>> START

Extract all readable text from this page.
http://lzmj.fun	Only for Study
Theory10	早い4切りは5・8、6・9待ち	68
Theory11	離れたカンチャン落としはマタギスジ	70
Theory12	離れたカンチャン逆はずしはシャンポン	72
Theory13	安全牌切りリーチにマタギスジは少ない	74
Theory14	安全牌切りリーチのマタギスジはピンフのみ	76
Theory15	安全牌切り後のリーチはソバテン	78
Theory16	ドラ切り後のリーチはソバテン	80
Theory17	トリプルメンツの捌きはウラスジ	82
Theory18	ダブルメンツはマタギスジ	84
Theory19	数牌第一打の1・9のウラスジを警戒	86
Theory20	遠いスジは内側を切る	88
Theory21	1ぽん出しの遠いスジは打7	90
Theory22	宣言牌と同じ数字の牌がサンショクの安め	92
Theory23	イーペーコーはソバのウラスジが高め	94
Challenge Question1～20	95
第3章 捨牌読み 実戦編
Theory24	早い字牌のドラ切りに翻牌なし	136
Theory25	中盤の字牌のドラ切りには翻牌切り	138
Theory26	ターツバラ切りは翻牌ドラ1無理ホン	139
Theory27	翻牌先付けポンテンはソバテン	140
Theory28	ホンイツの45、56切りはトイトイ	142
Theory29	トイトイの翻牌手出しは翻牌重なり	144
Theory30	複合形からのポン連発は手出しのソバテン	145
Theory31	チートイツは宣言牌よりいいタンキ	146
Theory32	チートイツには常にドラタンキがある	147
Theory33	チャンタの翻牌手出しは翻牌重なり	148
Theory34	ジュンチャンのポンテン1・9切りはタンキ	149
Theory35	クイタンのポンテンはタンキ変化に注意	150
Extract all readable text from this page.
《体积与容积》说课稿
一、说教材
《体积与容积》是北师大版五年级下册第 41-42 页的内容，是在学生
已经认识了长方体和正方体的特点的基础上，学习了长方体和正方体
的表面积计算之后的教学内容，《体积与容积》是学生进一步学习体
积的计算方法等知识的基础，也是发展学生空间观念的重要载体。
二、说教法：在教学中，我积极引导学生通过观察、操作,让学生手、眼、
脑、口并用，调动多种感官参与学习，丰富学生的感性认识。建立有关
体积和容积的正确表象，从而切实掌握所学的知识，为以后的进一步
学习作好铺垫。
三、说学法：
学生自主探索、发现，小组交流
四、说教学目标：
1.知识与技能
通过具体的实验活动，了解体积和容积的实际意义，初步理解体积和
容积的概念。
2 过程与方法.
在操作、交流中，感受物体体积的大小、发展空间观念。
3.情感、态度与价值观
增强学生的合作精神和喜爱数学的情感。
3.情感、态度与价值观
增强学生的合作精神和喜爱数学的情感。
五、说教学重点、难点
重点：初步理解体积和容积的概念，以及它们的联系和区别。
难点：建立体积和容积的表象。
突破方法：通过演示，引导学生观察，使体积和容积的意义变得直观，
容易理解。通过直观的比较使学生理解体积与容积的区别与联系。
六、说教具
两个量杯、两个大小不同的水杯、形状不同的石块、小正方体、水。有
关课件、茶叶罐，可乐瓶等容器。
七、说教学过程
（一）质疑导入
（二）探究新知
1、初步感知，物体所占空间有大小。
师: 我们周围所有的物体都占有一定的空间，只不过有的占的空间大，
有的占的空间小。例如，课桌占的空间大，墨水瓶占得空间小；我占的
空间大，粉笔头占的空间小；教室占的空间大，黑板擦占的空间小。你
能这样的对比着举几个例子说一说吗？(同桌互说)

>> END

PROBLEM: Emit the records above again, exactly, with no line skipped.

OUTPUT BELOW:
Extract all readable text from this page.
http://lzmj.fun	Only for Study
Theory10	早い4切りは5・8、6・9待ち	68
Theory11	離れたカンチャン落としはマタギスジ	70
Theory12	離れたカンチャン逆はずしはシャンポン	72
Theory13	安全牌切りリーチにマタギスジは少ない	74
Theory14	安全牌切りリーチのマタギスジはピンフのみ	76
Theory15	安全牌切り後のリーチはソバテン	78
Theory16	ドラ切り後のリーチはソバテン	80
Theory17	トリプルメンツの捌きはウラスジ	82
Theory18	ダブルメンツはマタギスジ	84
Theory19	数牌第一打の1・9のウラスジを警戒	86
Theory20	遠いスジは内側を切る	88
Theory21	1ぽん出しの遠いスジは打7	90
Theory22	宣言牌と同じ数字の牌がサンショクの安め	92
Theory23	イーペーコーはソバのウラスジが高め	94
Challenge Question1～20	95
第3章 捨牌読み 実戦編
Theory24	早い字牌のドラ切りに翻牌なし	136
Theory25	中盤の字牌のドラ切りには翻牌切り	138
Theory26	ターツバラ切りは翻牌ドラ1無理ホン	139
Theory27	翻牌先付けポンテンはソバテン	140
Theory28	ホンイツの45、56切りはトイトイ	142
Theory29	トイトイの翻牌手出しは翻牌重なり	144
Theory30	複合形からのポン連発は手出しのソバテン	145
Theory31	チートイツは宣言牌よりいいタンキ	146
Theory32	チートイツには常にドラタンキがある	147
Theory33	チャンタの翻牌手出しは翻牌重なり	148
Theory34	ジュンチャンのポンテン1・9切りはタンキ	149
Theory35	クイタンのポンテンはタンキ変化に注意	150
Extract all readable text from this page.
《体积与容积》说课稿
一、说教材
《体积与容积》是北师大版五年级下册第 41-42 页的内容，是在学生
已经认识了长方体和正方体的特点的基础上，学习了长方体和正方体
的表面积计算之后的教学内容，《体积与容积》是学生进一步学习体
积的计算方法等知识的基础，也是发展学生空间观念的重要载体。
二、说教法：在教学中，我积极引导学生通过观察、操作,让学生手、眼、
脑、口并用，调动多种感官参与学习，丰富学生的感性认识。建立有关
体积和容积的正确表象，从而切实掌握所学的知识，为以后的进一步
学习作好铺垫。
三、说学法：
学生自主探索、发现，小组交流
四、说教学目标：
1.知识与技能
通过具体的实验活动，了解体积和容积的实际意义，初步理解体积和
容积的概念。
2 过程与方法.
在操作、交流中，感受物体体积的大小、发展空间观念。
3.情感、态度与价值观
增强学生的合作精神和喜爱数学的情感。
3.情感、态度与价值观
增强学生的合作精神和喜爱数学的情感。
五、说教学重点、难点
重点：初步理解体积和容积的概念，以及它们的联系和区别。
难点：建立体积和容积的表象。
突破方法：通过演示，引导学生观察，使体积和容积的意义变得直观，
容易理解。通过直观的比较使学生理解体积与容积的区别与联系。
六、说教具
两个量杯、两个大小不同的水杯、形状不同的石块、小正方体、水。有
关课件、茶叶罐，可乐瓶等容器。
七、说教学过程
（一）质疑导入
（二）探究新知
1、初步感知，物体所占空间有大小。
师: 我们周围所有的物体都占有一定的空间，只不过有的占的空间大，
有的占的空间小。例如，课桌占的空间大，墨水瓶占得空间小；我占的
空间大，粉笔头占的空间小；教室占的空间大，黑板擦占的空间小。你
能这样的对比着举几个例子说一说吗？(同桌互说)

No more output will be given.